Input material:
···

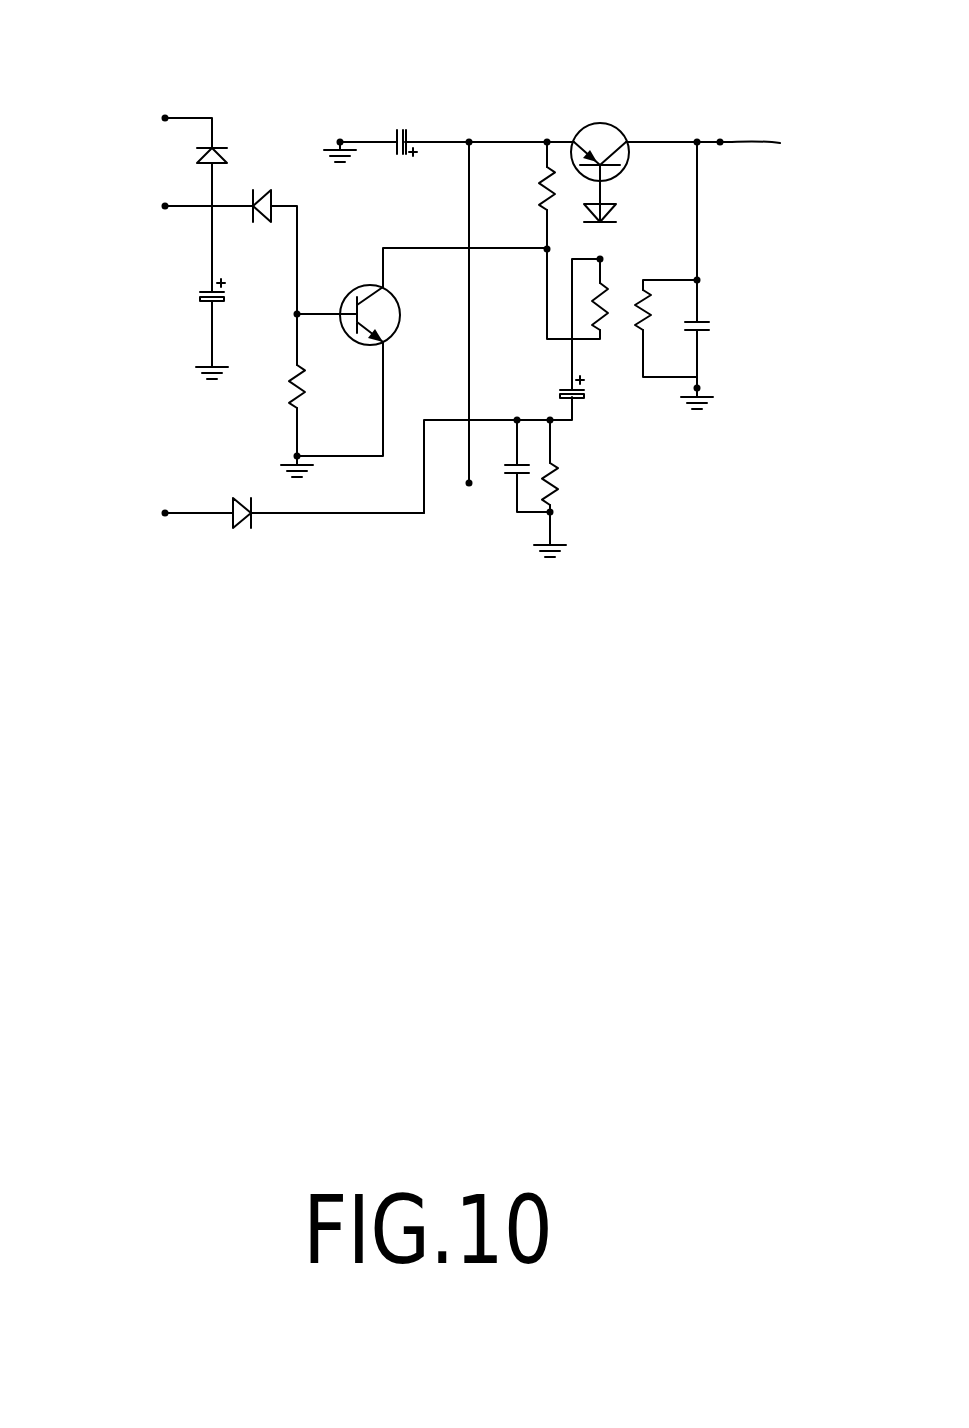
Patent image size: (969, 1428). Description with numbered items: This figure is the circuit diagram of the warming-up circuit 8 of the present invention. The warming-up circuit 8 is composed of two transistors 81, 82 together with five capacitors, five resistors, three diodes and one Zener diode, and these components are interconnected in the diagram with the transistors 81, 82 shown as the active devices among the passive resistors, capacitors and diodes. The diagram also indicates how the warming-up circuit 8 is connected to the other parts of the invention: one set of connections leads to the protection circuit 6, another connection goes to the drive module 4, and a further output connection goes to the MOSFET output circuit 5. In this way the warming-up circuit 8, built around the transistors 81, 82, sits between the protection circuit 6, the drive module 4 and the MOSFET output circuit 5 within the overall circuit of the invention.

The drive module 4 is at (469, 483).
The MOSFET output circuit 5 is at (753, 148).
The protection circuit 6 is at (165, 118).
The warming-up circuit 8 is at (590, 447).
The transistor 81 is at (595, 135).
The transistor 82 is at (375, 292).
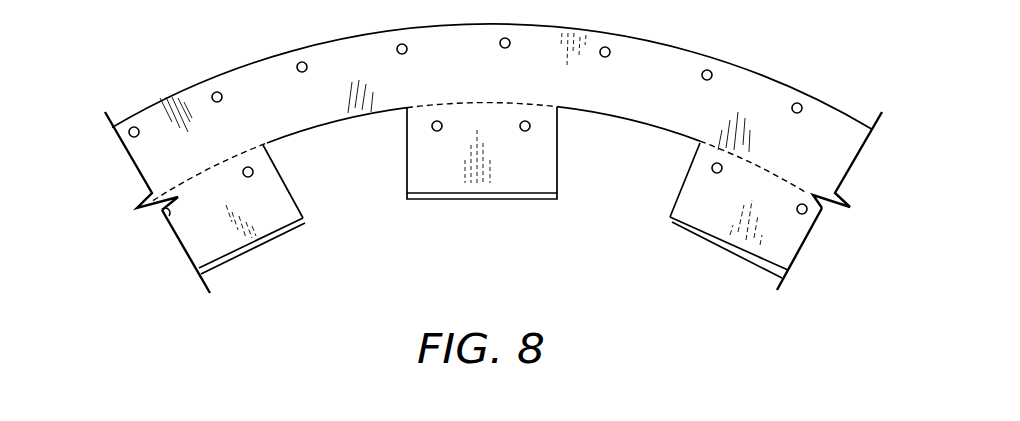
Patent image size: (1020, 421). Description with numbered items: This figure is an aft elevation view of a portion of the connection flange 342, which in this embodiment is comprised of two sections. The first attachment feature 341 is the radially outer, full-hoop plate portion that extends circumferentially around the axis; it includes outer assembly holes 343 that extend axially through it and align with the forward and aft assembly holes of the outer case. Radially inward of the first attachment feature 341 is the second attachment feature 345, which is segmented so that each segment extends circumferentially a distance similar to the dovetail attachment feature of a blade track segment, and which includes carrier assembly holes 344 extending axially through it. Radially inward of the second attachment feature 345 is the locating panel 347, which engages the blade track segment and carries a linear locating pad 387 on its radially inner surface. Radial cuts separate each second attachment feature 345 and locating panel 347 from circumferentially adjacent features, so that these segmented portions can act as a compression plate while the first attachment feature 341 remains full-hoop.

The first attachment feature 341 is at (123, 147).
The connection flange 342 is at (659, 58).
The outer assembly holes 343 is at (298, 62).
The carrier assembly holes 344 is at (433, 127).
The second attachment feature 345 is at (160, 230).
The locating panel 347 is at (196, 268).
The locating pad 387 is at (252, 249).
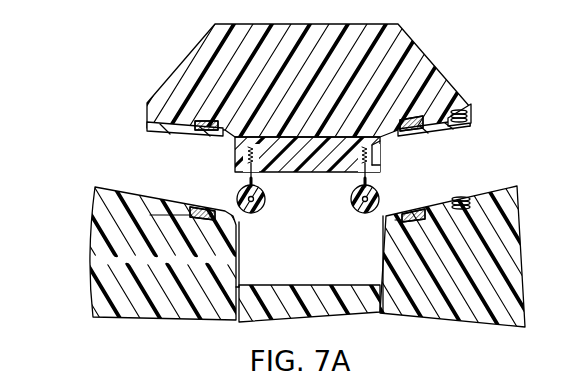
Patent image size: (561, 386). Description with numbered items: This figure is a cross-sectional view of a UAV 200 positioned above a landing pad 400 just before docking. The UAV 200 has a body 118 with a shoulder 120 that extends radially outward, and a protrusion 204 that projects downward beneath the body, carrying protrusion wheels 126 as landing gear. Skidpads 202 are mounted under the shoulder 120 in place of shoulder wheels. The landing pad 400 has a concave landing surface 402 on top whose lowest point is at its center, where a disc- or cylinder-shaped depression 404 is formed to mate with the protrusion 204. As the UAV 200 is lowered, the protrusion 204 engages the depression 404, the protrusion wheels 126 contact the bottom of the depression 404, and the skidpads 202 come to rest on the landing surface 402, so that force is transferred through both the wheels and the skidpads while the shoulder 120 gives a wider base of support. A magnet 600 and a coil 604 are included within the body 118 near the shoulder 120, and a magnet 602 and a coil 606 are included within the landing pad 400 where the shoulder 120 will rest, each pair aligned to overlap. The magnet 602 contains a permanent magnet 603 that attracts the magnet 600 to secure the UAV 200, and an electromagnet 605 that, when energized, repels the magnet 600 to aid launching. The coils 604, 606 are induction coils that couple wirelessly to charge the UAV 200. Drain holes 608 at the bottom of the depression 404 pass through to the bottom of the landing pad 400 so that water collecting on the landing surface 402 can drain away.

The body 118 is at (205, 50).
The shoulder 120 is at (471, 118).
The protrusion wheels 126 is at (262, 212).
The UAV 200 is at (480, 62).
The skidpads 202 is at (150, 127).
The protrusion 204 is at (383, 162).
The landing pad 400 is at (72, 292).
The landing surface 402 is at (187, 191).
The depression 404 is at (237, 236).
The magnet 600 is at (207, 121).
The magnet 602 is at (195, 212).
The permanent magnet 603 is at (192, 210).
The coil 604 is at (465, 210).
The electromagnet 605 is at (413, 207).
The coil 606 is at (466, 111).
The drain holes 608 is at (381, 313).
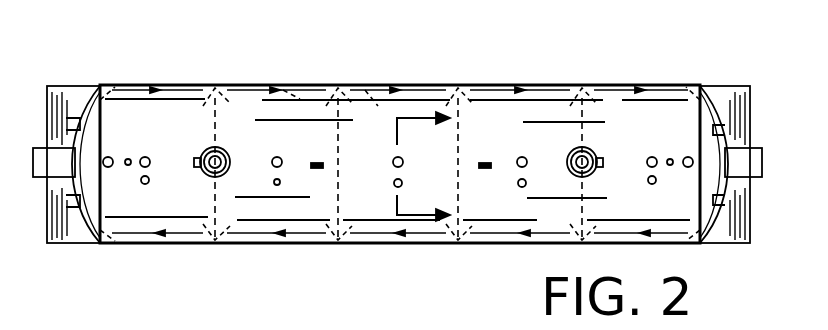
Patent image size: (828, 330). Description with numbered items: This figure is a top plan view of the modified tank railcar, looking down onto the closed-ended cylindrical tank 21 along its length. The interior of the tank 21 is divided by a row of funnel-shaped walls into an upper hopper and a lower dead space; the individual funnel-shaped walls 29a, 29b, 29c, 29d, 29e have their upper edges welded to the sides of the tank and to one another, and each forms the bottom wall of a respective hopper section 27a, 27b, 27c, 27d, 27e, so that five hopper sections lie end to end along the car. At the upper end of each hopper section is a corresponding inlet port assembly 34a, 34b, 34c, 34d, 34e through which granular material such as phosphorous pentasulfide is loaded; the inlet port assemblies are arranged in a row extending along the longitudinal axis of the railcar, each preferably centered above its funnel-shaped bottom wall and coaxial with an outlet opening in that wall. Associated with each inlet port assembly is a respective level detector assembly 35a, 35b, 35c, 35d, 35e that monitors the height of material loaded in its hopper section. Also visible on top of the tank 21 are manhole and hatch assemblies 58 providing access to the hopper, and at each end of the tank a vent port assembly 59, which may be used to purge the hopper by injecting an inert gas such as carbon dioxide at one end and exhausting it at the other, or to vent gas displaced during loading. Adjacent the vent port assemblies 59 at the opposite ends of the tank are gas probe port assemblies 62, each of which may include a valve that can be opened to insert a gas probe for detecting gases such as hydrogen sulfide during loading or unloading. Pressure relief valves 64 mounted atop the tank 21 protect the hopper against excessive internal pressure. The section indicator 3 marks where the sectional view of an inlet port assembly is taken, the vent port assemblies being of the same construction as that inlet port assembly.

The section line of FIG. 3 is at (425, 166).
The cylindrical tank 21 is at (70, 181).
The hopper section 27a is at (125, 98).
The hopper section 27b is at (284, 86).
The hopper section 27c is at (361, 86).
The hopper section 27d is at (490, 86).
The hopper section 27e is at (600, 90).
The funnel-shaped wall 29a is at (117, 252).
The funnel-shaped wall 29b is at (222, 252).
The funnel-shaped wall 29c is at (347, 254).
The funnel-shaped wall 29d is at (472, 252).
The funnel-shaped wall 29e is at (684, 253).
The inlet port assembly 34a is at (160, 147).
The inlet port assembly 34b is at (272, 163).
The inlet port assembly 34c is at (393, 163).
The inlet port assembly 34d is at (524, 157).
The inlet port assembly 34e is at (650, 157).
The level detector assembly 35a is at (147, 184).
The level detector assembly 35b is at (281, 182).
The level detector assembly 35c is at (396, 187).
The level detector assembly 35d is at (519, 185).
The level detector assembly 35e is at (655, 184).
The manhole and hatch assembly 58 is at (227, 154).
The vent port assembly 59 is at (109, 157).
The gas probe port assembly 62 is at (130, 159).
The pressure relief valve 64 is at (315, 162).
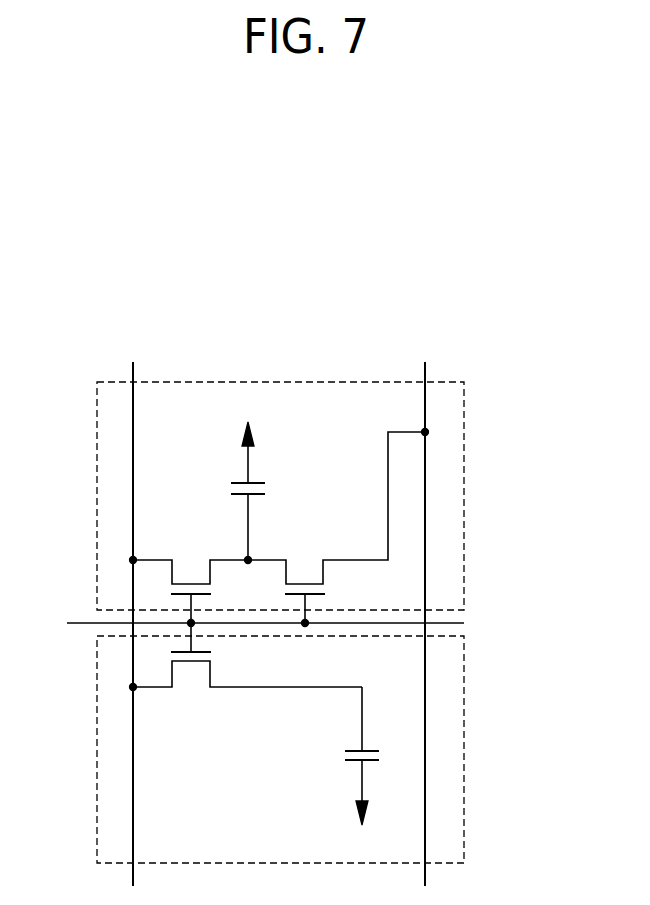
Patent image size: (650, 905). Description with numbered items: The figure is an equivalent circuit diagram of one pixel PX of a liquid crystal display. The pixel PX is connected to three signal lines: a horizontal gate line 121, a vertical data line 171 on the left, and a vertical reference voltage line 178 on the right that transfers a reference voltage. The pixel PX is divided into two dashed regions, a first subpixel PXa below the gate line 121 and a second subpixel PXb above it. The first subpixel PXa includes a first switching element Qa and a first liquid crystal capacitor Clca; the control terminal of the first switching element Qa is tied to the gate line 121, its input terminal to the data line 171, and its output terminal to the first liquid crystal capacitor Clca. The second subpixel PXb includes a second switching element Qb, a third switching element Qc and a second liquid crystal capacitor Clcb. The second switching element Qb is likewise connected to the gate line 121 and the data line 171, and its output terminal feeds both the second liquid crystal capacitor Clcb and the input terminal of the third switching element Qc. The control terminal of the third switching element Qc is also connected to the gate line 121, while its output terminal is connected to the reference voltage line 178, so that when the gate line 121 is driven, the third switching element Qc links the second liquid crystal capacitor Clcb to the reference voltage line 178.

The data line 171 is at (133, 409).
The reference voltage line 178 is at (425, 410).
The gate line 121 is at (80, 623).
The pixel PX is at (287, 345).
The first subpixel PXa is at (464, 750).
The second subpixel PXb is at (464, 497).
The first switching element Qa is at (246, 668).
The second switching element Qb is at (191, 579).
The third switching element Qc is at (305, 579).
The first liquid crystal capacitor Clca is at (335, 756).
The second liquid crystal capacitor Clcb is at (281, 491).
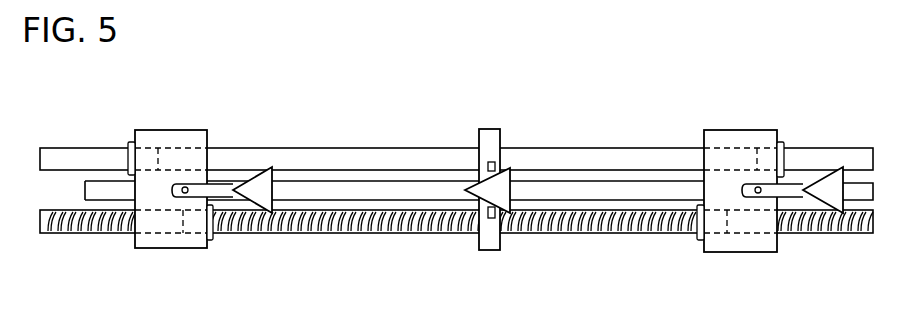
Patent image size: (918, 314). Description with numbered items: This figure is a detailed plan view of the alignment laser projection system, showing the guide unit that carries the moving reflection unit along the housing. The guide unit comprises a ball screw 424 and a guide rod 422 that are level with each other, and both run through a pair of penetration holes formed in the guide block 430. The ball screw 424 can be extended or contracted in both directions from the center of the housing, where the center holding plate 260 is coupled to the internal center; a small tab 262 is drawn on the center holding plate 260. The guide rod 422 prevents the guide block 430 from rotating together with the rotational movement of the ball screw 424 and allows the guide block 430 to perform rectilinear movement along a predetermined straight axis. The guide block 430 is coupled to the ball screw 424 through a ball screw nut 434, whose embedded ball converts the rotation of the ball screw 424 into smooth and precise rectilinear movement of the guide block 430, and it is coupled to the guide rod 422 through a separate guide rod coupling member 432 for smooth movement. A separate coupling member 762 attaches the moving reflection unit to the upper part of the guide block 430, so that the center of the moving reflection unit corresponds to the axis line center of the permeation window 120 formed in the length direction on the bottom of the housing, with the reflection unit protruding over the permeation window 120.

···

What to work on: Rewrite the records as a numbered list with blank lines left out, starting at the line that contains "Patent image size: (1020, 421)." and ending after the line that contains "The connection flange 342 is at (659, 58).".

Response to the task:
1. Patent image size: (1020, 421). Description with numbered items: This figure is an aft elevation view of a portion of the connection flange 342, which in this embodiment is comprised of two sections. The first attachment feature 341 is the radially outer, full-hoop plate portion that extends circumferentially around the axis; it includes outer assembly holes 343 that extend axially through it and align with the forward and aft assembly holes of the outer case. Radially inward of the first attachment feature 341 is the second attachment feature 345, which is segmented so that each segment extends circumferentially a distance similar to the dovetail attachment feature of a blade track segment, and which includes carrier assembly holes 344 extending axially through it. Radially inward of the second attachment feature 345 is the locating panel 347, which engages the blade track segment and carries a linear locating pad 387 on its radially inner surface. Radial cuts separate each second attachment feature 345 and locating panel 347 from circumferentially adjacent features, so that these segmented portions can act as a compression plate while the first attachment feature 341 remains full-hoop.
2. The first attachment feature 341 is at (123, 147).
3. The connection flange 342 is at (659, 58).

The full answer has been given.